Prompt: Copy everything in the data below exactly except the pictures.

Entries from a visual dataset:
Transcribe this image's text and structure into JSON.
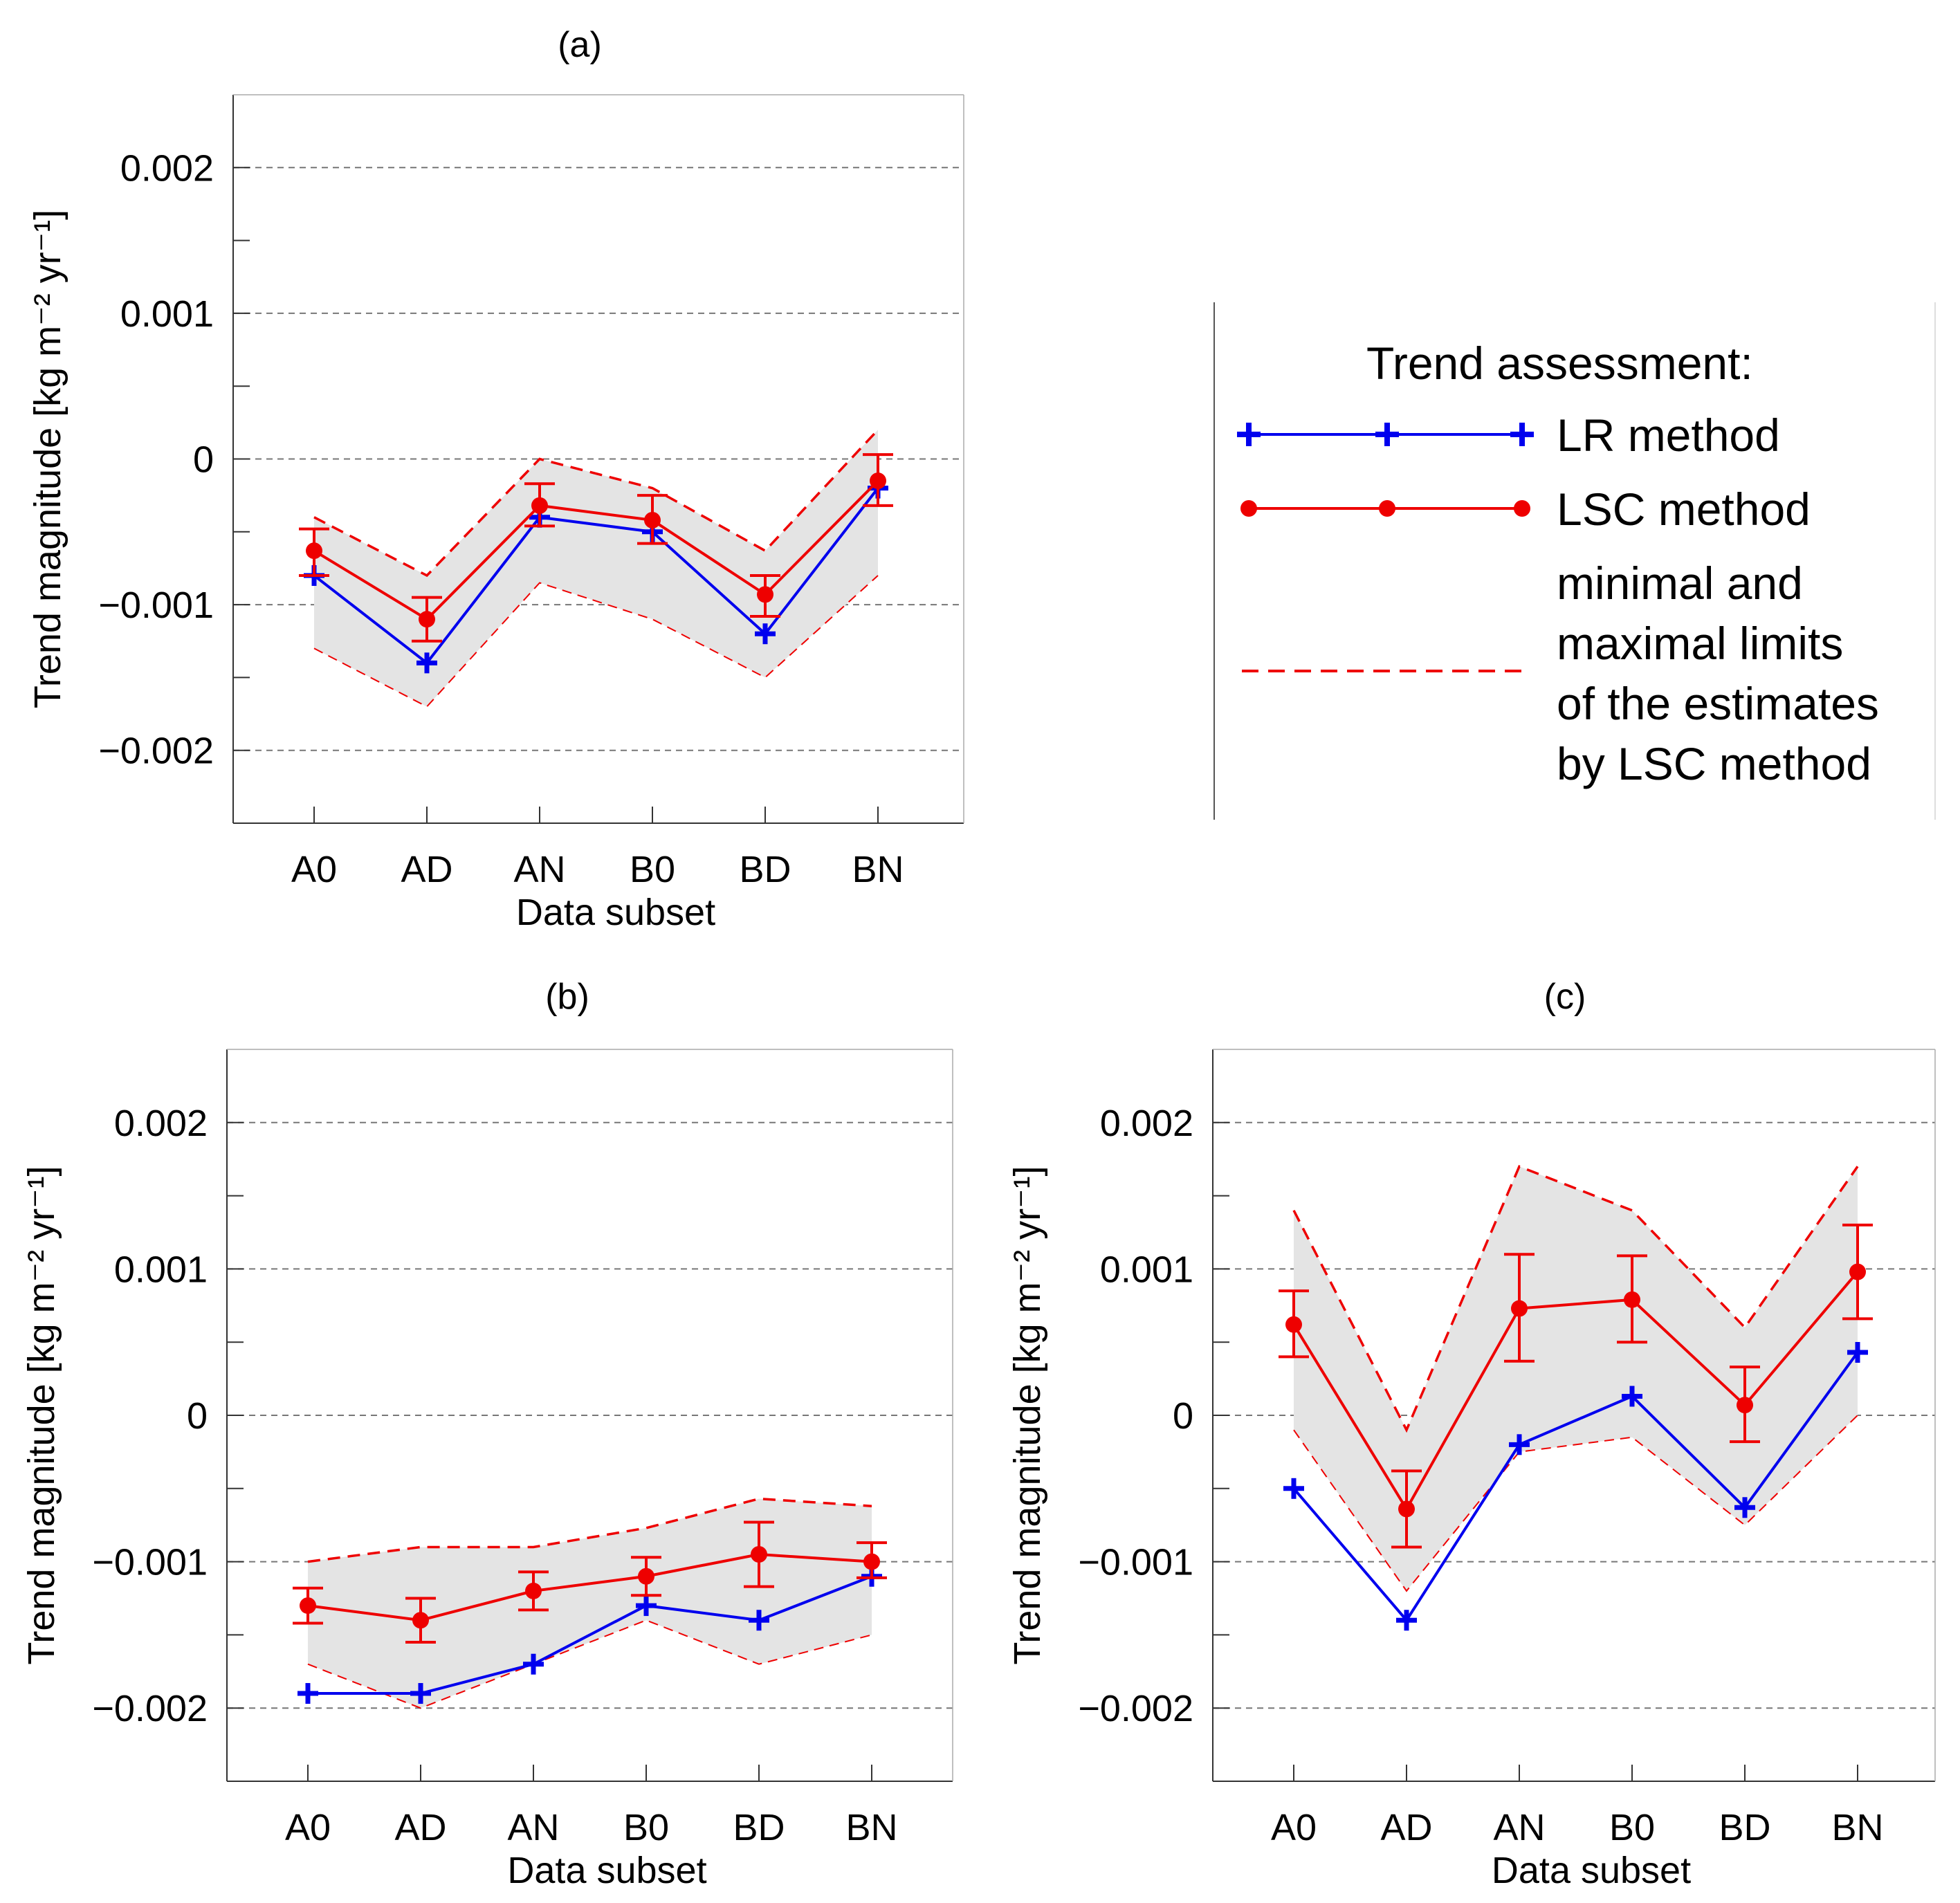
{
  "chart_data": [
    {
      "id": "a",
      "type": "line",
      "title": "(a)",
      "xlabel": "Data subset",
      "ylabel": "Trend magnitude [kg m⁻² yr⁻¹]",
      "categories": [
        "A0",
        "AD",
        "AN",
        "B0",
        "BD",
        "BN"
      ],
      "ylim": [
        -0.0025,
        0.0025
      ],
      "yticks": [
        -0.002,
        -0.001,
        0,
        0.001,
        0.002
      ],
      "yticklabels": [
        "−0.002",
        "−0.001",
        "0",
        "0.001",
        "0.002"
      ],
      "grid": true,
      "series": [
        {
          "name": "LR method",
          "color": "#0000ee",
          "marker": "plus",
          "values": [
            -0.0008,
            -0.0014,
            -0.0004,
            -0.0005,
            -0.0012,
            -0.0002
          ]
        },
        {
          "name": "LSC method",
          "color": "#ee0000",
          "marker": "circle",
          "values": [
            -0.00063,
            -0.0011,
            -0.00032,
            -0.00042,
            -0.00093,
            -0.00015
          ],
          "error_low": [
            -0.0008,
            -0.00125,
            -0.00046,
            -0.00058,
            -0.00108,
            -0.00032
          ],
          "error_high": [
            -0.00048,
            -0.00095,
            -0.00017,
            -0.00025,
            -0.0008,
            3e-05
          ]
        }
      ],
      "limits": {
        "name": "minimal and maximal limits of the estimates by LSC method",
        "color": "#ee0000",
        "min": [
          -0.0013,
          -0.0017,
          -0.00085,
          -0.0011,
          -0.0015,
          -0.0008
        ],
        "max": [
          -0.0004,
          -0.0008,
          0.0,
          -0.0002,
          -0.00063,
          0.0002
        ]
      }
    },
    {
      "id": "b",
      "type": "line",
      "title": "(b)",
      "xlabel": "Data subset",
      "ylabel": "Trend magnitude [kg m⁻² yr⁻¹]",
      "categories": [
        "A0",
        "AD",
        "AN",
        "B0",
        "BD",
        "BN"
      ],
      "ylim": [
        -0.0025,
        0.0025
      ],
      "yticks": [
        -0.002,
        -0.001,
        0,
        0.001,
        0.002
      ],
      "yticklabels": [
        "−0.002",
        "−0.001",
        "0",
        "0.001",
        "0.002"
      ],
      "grid": true,
      "series": [
        {
          "name": "LR method",
          "color": "#0000ee",
          "marker": "plus",
          "values": [
            -0.0019,
            -0.0019,
            -0.0017,
            -0.0013,
            -0.0014,
            -0.0011
          ]
        },
        {
          "name": "LSC method",
          "color": "#ee0000",
          "marker": "circle",
          "values": [
            -0.0013,
            -0.0014,
            -0.0012,
            -0.0011,
            -0.00095,
            -0.001
          ],
          "error_low": [
            -0.00142,
            -0.00155,
            -0.00133,
            -0.00123,
            -0.00117,
            -0.00111
          ],
          "error_high": [
            -0.00118,
            -0.00125,
            -0.00107,
            -0.00097,
            -0.00073,
            -0.00087
          ]
        }
      ],
      "limits": {
        "name": "minimal and maximal limits of the estimates by LSC method",
        "color": "#ee0000",
        "min": [
          -0.0017,
          -0.002,
          -0.0017,
          -0.0014,
          -0.0017,
          -0.0015
        ],
        "max": [
          -0.001,
          -0.0009,
          -0.0009,
          -0.00077,
          -0.00057,
          -0.00062
        ]
      }
    },
    {
      "id": "c",
      "type": "line",
      "title": "(c)",
      "xlabel": "Data subset",
      "ylabel": "Trend magnitude [kg m⁻² yr⁻¹]",
      "categories": [
        "A0",
        "AD",
        "AN",
        "B0",
        "BD",
        "BN"
      ],
      "ylim": [
        -0.0025,
        0.0025
      ],
      "yticks": [
        -0.002,
        -0.001,
        0,
        0.001,
        0.002
      ],
      "yticklabels": [
        "−0.002",
        "−0.001",
        "0",
        "0.001",
        "0.002"
      ],
      "grid": true,
      "series": [
        {
          "name": "LR method",
          "color": "#0000ee",
          "marker": "plus",
          "values": [
            -0.0005,
            -0.0014,
            -0.0002,
            0.00013,
            -0.00063,
            0.00043
          ]
        },
        {
          "name": "LSC method",
          "color": "#ee0000",
          "marker": "circle",
          "values": [
            0.00062,
            -0.00064,
            0.00073,
            0.00079,
            7e-05,
            0.00098
          ],
          "error_low": [
            0.0004,
            -0.0009,
            0.00037,
            0.0005,
            -0.00018,
            0.00066
          ],
          "error_high": [
            0.00085,
            -0.00038,
            0.0011,
            0.00109,
            0.00033,
            0.0013
          ]
        }
      ],
      "limits": {
        "name": "minimal and maximal limits of the estimates by LSC method",
        "color": "#ee0000",
        "min": [
          -0.0001,
          -0.0012,
          -0.00025,
          -0.00015,
          -0.00075,
          0.0
        ],
        "max": [
          0.0014,
          -0.0001,
          0.0017,
          0.0014,
          0.0006,
          0.0017
        ]
      }
    }
  ],
  "legend": {
    "title": "Trend assessment:",
    "lr_label": "LR method",
    "lsc_label": "LSC method",
    "limits_lines": [
      "minimal and",
      "maximal limits",
      "of the estimates",
      "by LSC method"
    ]
  }
}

Full solution:
Transcribe this image's text and structure into JSON.
{
  "chart_data": [
    {
      "id": "a",
      "type": "line",
      "title": "(a)",
      "xlabel": "Data subset",
      "ylabel": "Trend magnitude [kg m⁻² yr⁻¹]",
      "categories": [
        "A0",
        "AD",
        "AN",
        "B0",
        "BD",
        "BN"
      ],
      "ylim": [
        -0.0025,
        0.0025
      ],
      "yticks": [
        -0.002,
        -0.001,
        0,
        0.001,
        0.002
      ],
      "yticklabels": [
        "−0.002",
        "−0.001",
        "0",
        "0.001",
        "0.002"
      ],
      "grid": true,
      "series": [
        {
          "name": "LR method",
          "color": "#0000ee",
          "marker": "plus",
          "values": [
            -0.0008,
            -0.0014,
            -0.0004,
            -0.0005,
            -0.0012,
            -0.0002
          ]
        },
        {
          "name": "LSC method",
          "color": "#ee0000",
          "marker": "circle",
          "values": [
            -0.00063,
            -0.0011,
            -0.00032,
            -0.00042,
            -0.00093,
            -0.00015
          ],
          "error_low": [
            -0.0008,
            -0.00125,
            -0.00046,
            -0.00058,
            -0.00108,
            -0.00032
          ],
          "error_high": [
            -0.00048,
            -0.00095,
            -0.00017,
            -0.00025,
            -0.0008,
            3e-05
          ]
        }
      ],
      "limits": {
        "name": "minimal and maximal limits of the estimates by LSC method",
        "color": "#ee0000",
        "min": [
          -0.0013,
          -0.0017,
          -0.00085,
          -0.0011,
          -0.0015,
          -0.0008
        ],
        "max": [
          -0.0004,
          -0.0008,
          0.0,
          -0.0002,
          -0.00063,
          0.0002
        ]
      }
    },
    {
      "id": "b",
      "type": "line",
      "title": "(b)",
      "xlabel": "Data subset",
      "ylabel": "Trend magnitude [kg m⁻² yr⁻¹]",
      "categories": [
        "A0",
        "AD",
        "AN",
        "B0",
        "BD",
        "BN"
      ],
      "ylim": [
        -0.0025,
        0.0025
      ],
      "yticks": [
        -0.002,
        -0.001,
        0,
        0.001,
        0.002
      ],
      "yticklabels": [
        "−0.002",
        "−0.001",
        "0",
        "0.001",
        "0.002"
      ],
      "grid": true,
      "series": [
        {
          "name": "LR method",
          "color": "#0000ee",
          "marker": "plus",
          "values": [
            -0.0019,
            -0.0019,
            -0.0017,
            -0.0013,
            -0.0014,
            -0.0011
          ]
        },
        {
          "name": "LSC method",
          "color": "#ee0000",
          "marker": "circle",
          "values": [
            -0.0013,
            -0.0014,
            -0.0012,
            -0.0011,
            -0.00095,
            -0.001
          ],
          "error_low": [
            -0.00142,
            -0.00155,
            -0.00133,
            -0.00123,
            -0.00117,
            -0.00111
          ],
          "error_high": [
            -0.00118,
            -0.00125,
            -0.00107,
            -0.00097,
            -0.00073,
            -0.00087
          ]
        }
      ],
      "limits": {
        "name": "minimal and maximal limits of the estimates by LSC method",
        "color": "#ee0000",
        "min": [
          -0.0017,
          -0.002,
          -0.0017,
          -0.0014,
          -0.0017,
          -0.0015
        ],
        "max": [
          -0.001,
          -0.0009,
          -0.0009,
          -0.00077,
          -0.00057,
          -0.00062
        ]
      }
    },
    {
      "id": "c",
      "type": "line",
      "title": "(c)",
      "xlabel": "Data subset",
      "ylabel": "Trend magnitude [kg m⁻² yr⁻¹]",
      "categories": [
        "A0",
        "AD",
        "AN",
        "B0",
        "BD",
        "BN"
      ],
      "ylim": [
        -0.0025,
        0.0025
      ],
      "yticks": [
        -0.002,
        -0.001,
        0,
        0.001,
        0.002
      ],
      "yticklabels": [
        "−0.002",
        "−0.001",
        "0",
        "0.001",
        "0.002"
      ],
      "grid": true,
      "series": [
        {
          "name": "LR method",
          "color": "#0000ee",
          "marker": "plus",
          "values": [
            -0.0005,
            -0.0014,
            -0.0002,
            0.00013,
            -0.00063,
            0.00043
          ]
        },
        {
          "name": "LSC method",
          "color": "#ee0000",
          "marker": "circle",
          "values": [
            0.00062,
            -0.00064,
            0.00073,
            0.00079,
            7e-05,
            0.00098
          ],
          "error_low": [
            0.0004,
            -0.0009,
            0.00037,
            0.0005,
            -0.00018,
            0.00066
          ],
          "error_high": [
            0.00085,
            -0.00038,
            0.0011,
            0.00109,
            0.00033,
            0.0013
          ]
        }
      ],
      "limits": {
        "name": "minimal and maximal limits of the estimates by LSC method",
        "color": "#ee0000",
        "min": [
          -0.0001,
          -0.0012,
          -0.00025,
          -0.00015,
          -0.00075,
          0.0
        ],
        "max": [
          0.0014,
          -0.0001,
          0.0017,
          0.0014,
          0.0006,
          0.0017
        ]
      }
    }
  ],
  "legend": {
    "title": "Trend assessment:",
    "lr_label": "LR method",
    "lsc_label": "LSC method",
    "limits_lines": [
      "minimal and",
      "maximal limits",
      "of the estimates",
      "by LSC method"
    ]
  }
}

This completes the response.